▸ **Problem to solve**:
Pick out the lines containing "panel".

▸ **Data provided**:

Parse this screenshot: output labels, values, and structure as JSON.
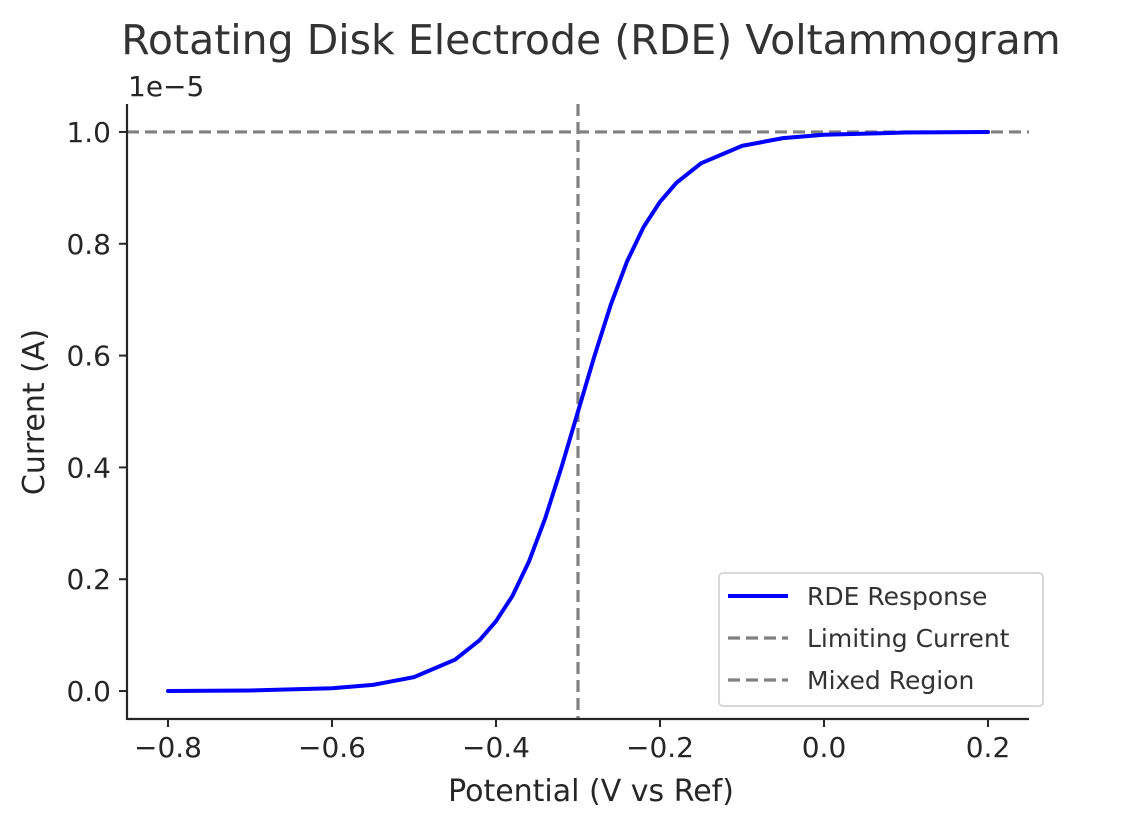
{
  "chart_data": {
    "type": "line",
    "title": "Rotating Disk Electrode (RDE) Voltammogram",
    "xlabel": "Potential (V vs Ref)",
    "ylabel": "Current (A)",
    "y_offset_label": "1e−5",
    "y_scale_factor": 1e-05,
    "xlim": [
      -0.85,
      0.25
    ],
    "ylim": [
      -0.05,
      1.05
    ],
    "x_ticks": [
      -0.8,
      -0.6,
      -0.4,
      -0.2,
      0.0,
      0.2
    ],
    "x_tick_labels": [
      "−0.8",
      "−0.6",
      "−0.4",
      "−0.2",
      "0.0",
      "0.2"
    ],
    "y_ticks": [
      0.0,
      0.2,
      0.4,
      0.6,
      0.8,
      1.0
    ],
    "y_tick_labels": [
      "0.0",
      "0.2",
      "0.4",
      "0.6",
      "0.8",
      "1.0"
    ],
    "grid": false,
    "legend_position": "lower-right",
    "series": [
      {
        "name": "RDE Response",
        "style": "solid",
        "color": "#0000ff",
        "x": [
          -0.8,
          -0.7,
          -0.6,
          -0.55,
          -0.5,
          -0.45,
          -0.42,
          -0.4,
          -0.38,
          -0.36,
          -0.34,
          -0.32,
          -0.3,
          -0.28,
          -0.26,
          -0.24,
          -0.22,
          -0.2,
          -0.18,
          -0.15,
          -0.1,
          -0.05,
          0.0,
          0.1,
          0.2
        ],
        "y": [
          0.0,
          0.001,
          0.005,
          0.011,
          0.025,
          0.056,
          0.091,
          0.125,
          0.17,
          0.231,
          0.309,
          0.401,
          0.5,
          0.599,
          0.691,
          0.769,
          0.83,
          0.875,
          0.909,
          0.944,
          0.975,
          0.989,
          0.995,
          0.999,
          1.0
        ]
      },
      {
        "name": "Limiting Current",
        "style": "dashed",
        "color": "#808080",
        "orientation": "horizontal",
        "value": 1.0
      },
      {
        "name": "Mixed Region",
        "style": "dashed",
        "color": "#808080",
        "orientation": "vertical",
        "value": -0.3
      }
    ]
  }
}
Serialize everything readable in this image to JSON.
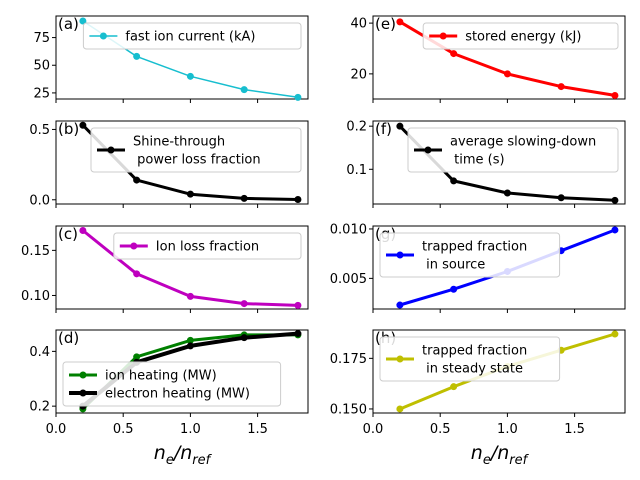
{
  "figure": {
    "xlabel": "n_e/n_ref",
    "xticks": [
      0.0,
      0.5,
      1.0,
      1.5
    ],
    "xlim": [
      0.0,
      1.875
    ]
  },
  "chart_data": [
    {
      "type": "line",
      "panel": "(a)",
      "legend": [
        "fast ion current (kA)"
      ],
      "legend_position": "upper right",
      "series": [
        {
          "name": "fast ion current (kA)",
          "color": "#17becf",
          "linewidth": 1.5,
          "x": [
            0.2,
            0.6,
            1.0,
            1.4,
            1.8
          ],
          "y": [
            90,
            58,
            40,
            28,
            21
          ]
        }
      ],
      "ylim": [
        19.5,
        94.5
      ],
      "yticks": [
        25,
        50,
        75
      ]
    },
    {
      "type": "line",
      "panel": "(e)",
      "legend": [
        "stored energy (kJ)"
      ],
      "legend_position": "upper right",
      "series": [
        {
          "name": "stored energy (kJ)",
          "color": "#ff0000",
          "linewidth": 3,
          "x": [
            0.2,
            0.6,
            1.0,
            1.4,
            1.8
          ],
          "y": [
            40.5,
            28,
            20,
            15,
            11.5
          ]
        }
      ],
      "ylim": [
        10.1,
        42.8
      ],
      "yticks": [
        20,
        40
      ]
    },
    {
      "type": "line",
      "panel": "(b)",
      "legend": [
        "Shine-through",
        " power loss fraction"
      ],
      "legend_position": "upper right",
      "series": [
        {
          "name": "Shine-through power loss fraction",
          "color": "#000000",
          "linewidth": 3,
          "x": [
            0.2,
            0.6,
            1.0,
            1.4,
            1.8
          ],
          "y": [
            0.53,
            0.14,
            0.04,
            0.01,
            0.002
          ]
        }
      ],
      "ylim": [
        -0.03,
        0.56
      ],
      "yticks": [
        0.0,
        0.5
      ],
      "ytick_labels": [
        "0.0",
        "0.5"
      ]
    },
    {
      "type": "line",
      "panel": "(f)",
      "legend": [
        "average slowing-down",
        " time (s)"
      ],
      "legend_position": "upper right",
      "series": [
        {
          "name": "average slowing-down time (s)",
          "color": "#000000",
          "linewidth": 3,
          "x": [
            0.2,
            0.6,
            1.0,
            1.4,
            1.8
          ],
          "y": [
            0.2,
            0.073,
            0.045,
            0.034,
            0.028
          ]
        }
      ],
      "ylim": [
        0.0195,
        0.212
      ],
      "yticks": [
        0.1,
        0.2
      ]
    },
    {
      "type": "line",
      "panel": "(c)",
      "legend": [
        "Ion loss fraction"
      ],
      "legend_position": "upper right",
      "series": [
        {
          "name": "Ion loss fraction",
          "color": "#bf00bf",
          "linewidth": 3,
          "x": [
            0.2,
            0.6,
            1.0,
            1.4,
            1.8
          ],
          "y": [
            0.172,
            0.124,
            0.099,
            0.091,
            0.089
          ]
        }
      ],
      "ylim": [
        0.085,
        0.177
      ],
      "yticks": [
        0.1,
        0.15
      ],
      "ytick_labels": [
        "0.10",
        "0.15"
      ]
    },
    {
      "type": "line",
      "panel": "(g)",
      "legend": [
        "trapped fraction",
        " in source"
      ],
      "legend_position": "upper left",
      "series": [
        {
          "name": "trapped fraction in source",
          "color": "#0000ff",
          "linewidth": 3,
          "x": [
            0.2,
            0.6,
            1.0,
            1.4,
            1.8
          ],
          "y": [
            0.0023,
            0.0039,
            0.0057,
            0.0078,
            0.0099
          ]
        }
      ],
      "ylim": [
        0.0019,
        0.0103
      ],
      "yticks": [
        0.005,
        0.01
      ],
      "ytick_labels": [
        "0.005",
        "0.010"
      ]
    },
    {
      "type": "line",
      "panel": "(d)",
      "legend": [
        "ion heating (MW)",
        "electron heating (MW)"
      ],
      "legend_position": "lower left",
      "series": [
        {
          "name": "ion heating (MW)",
          "color": "#008000",
          "linewidth": 3,
          "x": [
            0.2,
            0.6,
            1.0,
            1.4,
            1.8
          ],
          "y": [
            0.19,
            0.38,
            0.44,
            0.46,
            0.46
          ]
        },
        {
          "name": "electron heating (MW)",
          "color": "#000000",
          "linewidth": 4,
          "x": [
            0.2,
            0.6,
            1.0,
            1.4,
            1.8
          ],
          "y": [
            0.2,
            0.36,
            0.42,
            0.45,
            0.465
          ]
        }
      ],
      "ylim": [
        0.175,
        0.478
      ],
      "yticks": [
        0.2,
        0.4
      ],
      "ytick_labels": [
        "0.2",
        "0.4"
      ]
    },
    {
      "type": "line",
      "panel": "(h)",
      "legend": [
        "trapped fraction",
        " in steady state"
      ],
      "legend_position": "upper left",
      "series": [
        {
          "name": "trapped fraction in steady state",
          "color": "#bfbf00",
          "linewidth": 3,
          "x": [
            0.2,
            0.6,
            1.0,
            1.4,
            1.8
          ],
          "y": [
            0.15,
            0.161,
            0.171,
            0.179,
            0.187
          ]
        }
      ],
      "ylim": [
        0.148,
        0.189
      ],
      "yticks": [
        0.15,
        0.175
      ],
      "ytick_labels": [
        "0.150",
        "0.175"
      ]
    }
  ]
}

▸ **Reply to the exercise**:
      "panel": "(a)",
      "panel": "(e)",
      "panel": "(b)",
      "panel": "(f)",
      "panel": "(c)",
      "panel": "(g)",
      "panel": "(d)",
      "panel": "(h)",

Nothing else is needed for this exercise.